--- INFORMATION SUPPLIED ---

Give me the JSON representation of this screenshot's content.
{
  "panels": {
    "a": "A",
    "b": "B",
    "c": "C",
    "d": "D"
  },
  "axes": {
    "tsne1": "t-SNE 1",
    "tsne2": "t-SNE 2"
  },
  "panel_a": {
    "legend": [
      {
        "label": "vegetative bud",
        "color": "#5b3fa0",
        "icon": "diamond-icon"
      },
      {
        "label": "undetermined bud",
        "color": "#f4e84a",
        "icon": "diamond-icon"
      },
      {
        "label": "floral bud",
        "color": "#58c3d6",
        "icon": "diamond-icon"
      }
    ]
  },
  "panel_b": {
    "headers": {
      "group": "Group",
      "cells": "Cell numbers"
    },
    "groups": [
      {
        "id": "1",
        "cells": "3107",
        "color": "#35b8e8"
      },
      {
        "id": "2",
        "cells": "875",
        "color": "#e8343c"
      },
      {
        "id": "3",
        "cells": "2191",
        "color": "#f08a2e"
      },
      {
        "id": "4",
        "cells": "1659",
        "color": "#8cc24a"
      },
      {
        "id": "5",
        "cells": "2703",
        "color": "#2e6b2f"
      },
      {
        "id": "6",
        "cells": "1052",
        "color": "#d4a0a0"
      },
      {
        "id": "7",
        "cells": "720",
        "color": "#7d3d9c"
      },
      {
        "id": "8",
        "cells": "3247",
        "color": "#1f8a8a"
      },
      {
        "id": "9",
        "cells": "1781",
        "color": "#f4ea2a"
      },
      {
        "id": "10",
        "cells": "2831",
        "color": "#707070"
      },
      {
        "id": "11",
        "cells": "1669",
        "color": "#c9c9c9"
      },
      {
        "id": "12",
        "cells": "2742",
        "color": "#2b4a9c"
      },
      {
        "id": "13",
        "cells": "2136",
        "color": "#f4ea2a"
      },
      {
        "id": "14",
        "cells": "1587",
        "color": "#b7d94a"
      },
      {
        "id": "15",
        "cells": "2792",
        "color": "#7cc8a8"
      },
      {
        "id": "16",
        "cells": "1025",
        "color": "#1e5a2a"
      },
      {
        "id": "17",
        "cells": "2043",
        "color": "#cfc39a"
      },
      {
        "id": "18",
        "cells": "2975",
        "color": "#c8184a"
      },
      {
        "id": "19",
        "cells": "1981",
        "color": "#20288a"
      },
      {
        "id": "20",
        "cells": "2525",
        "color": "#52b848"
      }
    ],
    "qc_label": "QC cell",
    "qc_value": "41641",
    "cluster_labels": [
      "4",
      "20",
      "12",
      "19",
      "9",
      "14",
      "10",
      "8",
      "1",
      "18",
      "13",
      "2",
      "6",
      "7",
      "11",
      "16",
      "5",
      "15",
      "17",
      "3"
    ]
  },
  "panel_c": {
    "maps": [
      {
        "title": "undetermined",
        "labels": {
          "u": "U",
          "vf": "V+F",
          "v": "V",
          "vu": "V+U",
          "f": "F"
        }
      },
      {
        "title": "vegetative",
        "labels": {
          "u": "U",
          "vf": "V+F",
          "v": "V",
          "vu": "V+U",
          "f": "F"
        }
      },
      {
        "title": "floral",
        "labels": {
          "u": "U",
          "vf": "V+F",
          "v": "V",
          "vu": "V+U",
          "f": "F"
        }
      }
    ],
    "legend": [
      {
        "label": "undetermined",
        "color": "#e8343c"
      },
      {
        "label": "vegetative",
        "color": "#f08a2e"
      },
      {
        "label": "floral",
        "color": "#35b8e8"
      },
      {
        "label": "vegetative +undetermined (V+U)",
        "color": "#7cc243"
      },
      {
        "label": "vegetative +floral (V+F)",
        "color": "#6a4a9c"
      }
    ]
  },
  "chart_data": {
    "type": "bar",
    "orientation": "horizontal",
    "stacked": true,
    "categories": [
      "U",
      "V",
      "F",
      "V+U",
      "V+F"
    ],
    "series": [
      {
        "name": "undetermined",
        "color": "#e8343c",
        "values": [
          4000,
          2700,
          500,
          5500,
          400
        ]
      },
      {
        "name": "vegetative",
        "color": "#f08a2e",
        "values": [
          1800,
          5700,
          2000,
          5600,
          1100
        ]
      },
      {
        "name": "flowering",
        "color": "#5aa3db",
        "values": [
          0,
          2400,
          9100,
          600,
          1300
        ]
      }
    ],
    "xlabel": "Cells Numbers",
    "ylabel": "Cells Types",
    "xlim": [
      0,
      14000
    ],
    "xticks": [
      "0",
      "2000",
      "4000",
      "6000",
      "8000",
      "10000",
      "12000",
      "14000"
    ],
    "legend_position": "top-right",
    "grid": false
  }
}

---

**DESCRIPTION OF THE TASK**
Extract the entries above verbatim.

**WRITTEN ANSWER**
Give me the JSON representation of this screenshot's content.
{
  "panels": {
    "a": "A",
    "b": "B",
    "c": "C",
    "d": "D"
  },
  "axes": {
    "tsne1": "t-SNE 1",
    "tsne2": "t-SNE 2"
  },
  "panel_a": {
    "legend": [
      {
        "label": "vegetative bud",
        "color": "#5b3fa0",
        "icon": "diamond-icon"
      },
      {
        "label": "undetermined bud",
        "color": "#f4e84a",
        "icon": "diamond-icon"
      },
      {
        "label": "floral bud",
        "color": "#58c3d6",
        "icon": "diamond-icon"
      }
    ]
  },
  "panel_b": {
    "headers": {
      "group": "Group",
      "cells": "Cell numbers"
    },
    "groups": [
      {
        "id": "1",
        "cells": "3107",
        "color": "#35b8e8"
      },
      {
        "id": "2",
        "cells": "875",
        "color": "#e8343c"
      },
      {
        "id": "3",
        "cells": "2191",
        "color": "#f08a2e"
      },
      {
        "id": "4",
        "cells": "1659",
        "color": "#8cc24a"
      },
      {
        "id": "5",
        "cells": "2703",
        "color": "#2e6b2f"
      },
      {
        "id": "6",
        "cells": "1052",
        "color": "#d4a0a0"
      },
      {
        "id": "7",
        "cells": "720",
        "color": "#7d3d9c"
      },
      {
        "id": "8",
        "cells": "3247",
        "color": "#1f8a8a"
      },
      {
        "id": "9",
        "cells": "1781",
        "color": "#f4ea2a"
      },
      {
        "id": "10",
        "cells": "2831",
        "color": "#707070"
      },
      {
        "id": "11",
        "cells": "1669",
        "color": "#c9c9c9"
      },
      {
        "id": "12",
        "cells": "2742",
        "color": "#2b4a9c"
      },
      {
        "id": "13",
        "cells": "2136",
        "color": "#f4ea2a"
      },
      {
        "id": "14",
        "cells": "1587",
        "color": "#b7d94a"
      },
      {
        "id": "15",
        "cells": "2792",
        "color": "#7cc8a8"
      },
      {
        "id": "16",
        "cells": "1025",
        "color": "#1e5a2a"
      },
      {
        "id": "17",
        "cells": "2043",
        "color": "#cfc39a"
      },
      {
        "id": "18",
        "cells": "2975",
        "color": "#c8184a"
      },
      {
        "id": "19",
        "cells": "1981",
        "color": "#20288a"
      },
      {
        "id": "20",
        "cells": "2525",
        "color": "#52b848"
      }
    ],
    "qc_label": "QC cell",
    "qc_value": "41641",
    "cluster_labels": [
      "4",
      "20",
      "12",
      "19",
      "9",
      "14",
      "10",
      "8",
      "1",
      "18",
      "13",
      "2",
      "6",
      "7",
      "11",
      "16",
      "5",
      "15",
      "17",
      "3"
    ]
  },
  "panel_c": {
    "maps": [
      {
        "title": "undetermined",
        "labels": {
          "u": "U",
          "vf": "V+F",
          "v": "V",
          "vu": "V+U",
          "f": "F"
        }
      },
      {
        "title": "vegetative",
        "labels": {
          "u": "U",
          "vf": "V+F",
          "v": "V",
          "vu": "V+U",
          "f": "F"
        }
      },
      {
        "title": "floral",
        "labels": {
          "u": "U",
          "vf": "V+F",
          "v": "V",
          "vu": "V+U",
          "f": "F"
        }
      }
    ],
    "legend": [
      {
        "label": "undetermined",
        "color": "#e8343c"
      },
      {
        "label": "vegetative",
        "color": "#f08a2e"
      },
      {
        "label": "floral",
        "color": "#35b8e8"
      },
      {
        "label": "vegetative +undetermined (V+U)",
        "color": "#7cc243"
      },
      {
        "label": "vegetative +floral (V+F)",
        "color": "#6a4a9c"
      }
    ]
  },
  "chart_data": {
    "type": "bar",
    "orientation": "horizontal",
    "stacked": true,
    "categories": [
      "U",
      "V",
      "F",
      "V+U",
      "V+F"
    ],
    "series": [
      {
        "name": "undetermined",
        "color": "#e8343c",
        "values": [
          4000,
          2700,
          500,
          5500,
          400
        ]
      },
      {
        "name": "vegetative",
        "color": "#f08a2e",
        "values": [
          1800,
          5700,
          2000,
          5600,
          1100
        ]
      },
      {
        "name": "flowering",
        "color": "#5aa3db",
        "values": [
          0,
          2400,
          9100,
          600,
          1300
        ]
      }
    ],
    "xlabel": "Cells Numbers",
    "ylabel": "Cells Types",
    "xlim": [
      0,
      14000
    ],
    "xticks": [
      "0",
      "2000",
      "4000",
      "6000",
      "8000",
      "10000",
      "12000",
      "14000"
    ],
    "legend_position": "top-right",
    "grid": false
  }
}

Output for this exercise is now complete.